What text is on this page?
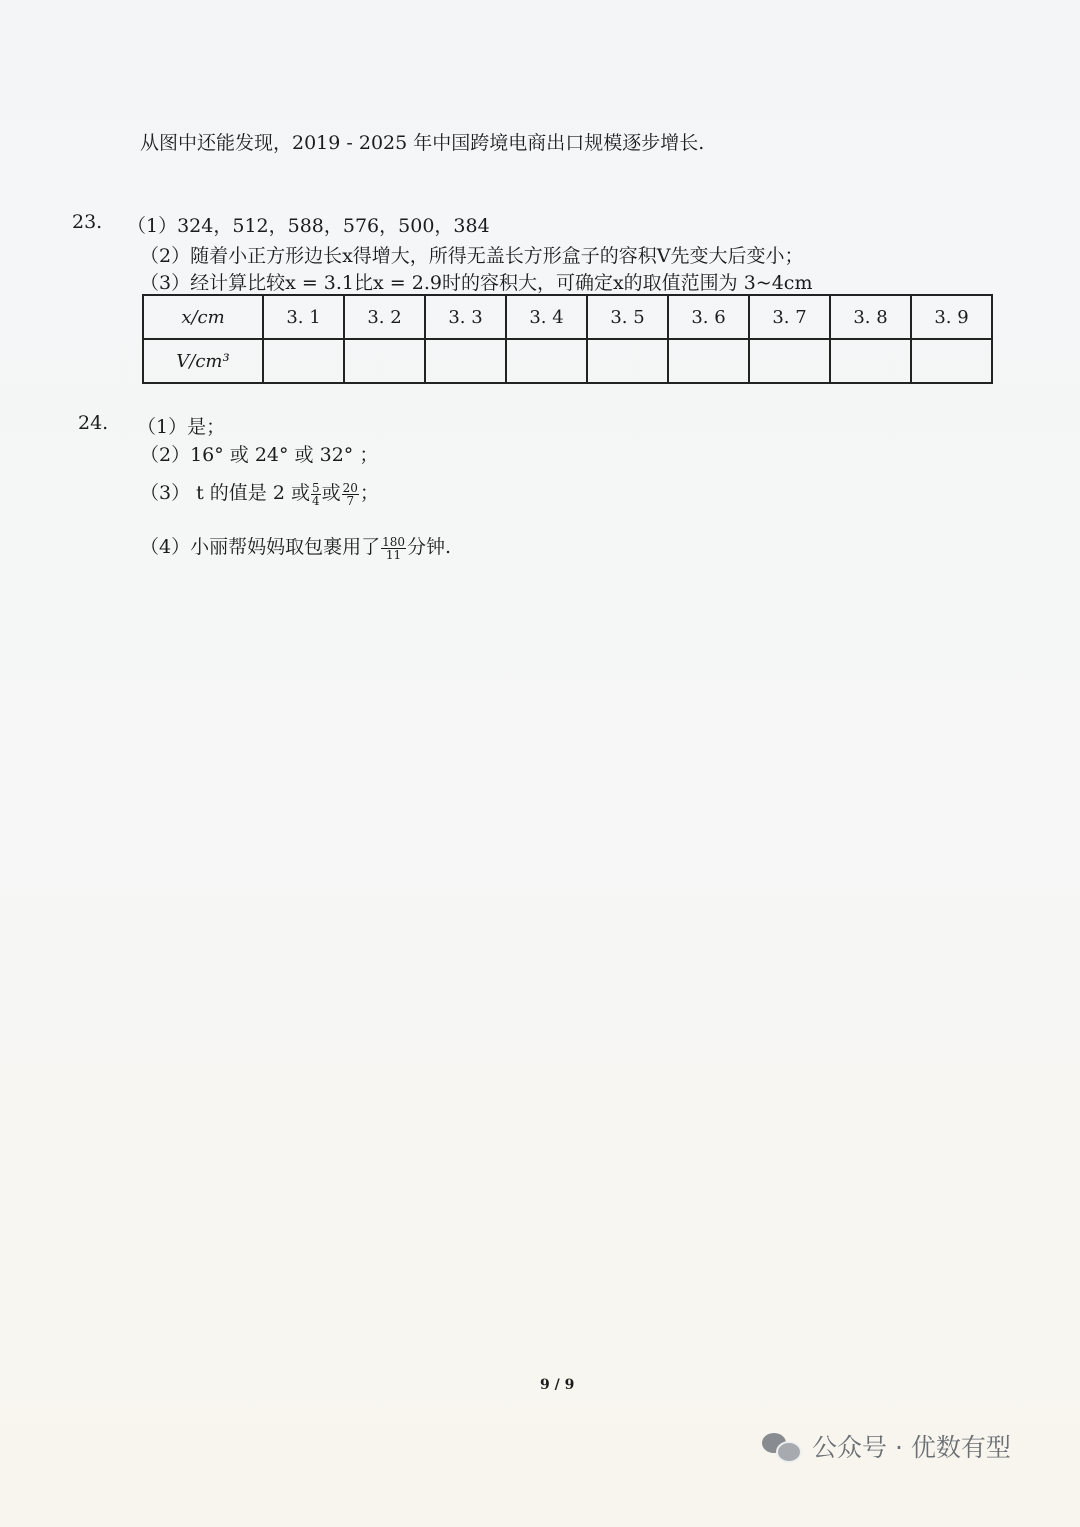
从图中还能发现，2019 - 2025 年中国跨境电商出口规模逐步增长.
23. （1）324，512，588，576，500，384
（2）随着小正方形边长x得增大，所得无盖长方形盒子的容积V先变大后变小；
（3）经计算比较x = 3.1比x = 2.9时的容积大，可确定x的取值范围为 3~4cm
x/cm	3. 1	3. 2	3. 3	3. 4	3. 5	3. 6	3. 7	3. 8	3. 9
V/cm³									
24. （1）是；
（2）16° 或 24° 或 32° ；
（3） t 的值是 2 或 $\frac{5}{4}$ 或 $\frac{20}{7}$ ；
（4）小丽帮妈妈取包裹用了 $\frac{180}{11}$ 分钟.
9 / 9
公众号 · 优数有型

····················

| Stated exercise |
Omit the pictures, then quote the rest of the material above exactly.

| The result |
What text is on this page?
从图中还能发现，2019 - 2025 年中国跨境电商出口规模逐步增长.
23. （1）324，512，588，576，500，384
（2）随着小正方形边长x得增大，所得无盖长方形盒子的容积V先变大后变小；
（3）经计算比较x = 3.1比x = 2.9时的容积大，可确定x的取值范围为 3~4cm
x/cm	3. 1	3. 2	3. 3	3. 4	3. 5	3. 6	3. 7	3. 8	3. 9
V/cm³									
24. （1）是；
（2）16° 或 24° 或 32° ；
（3） t 的值是 2 或 $\frac{5}{4}$ 或 $\frac{20}{7}$ ；
（4）小丽帮妈妈取包裹用了 $\frac{180}{11}$ 分钟.
9 / 9
公众号 · 优数有型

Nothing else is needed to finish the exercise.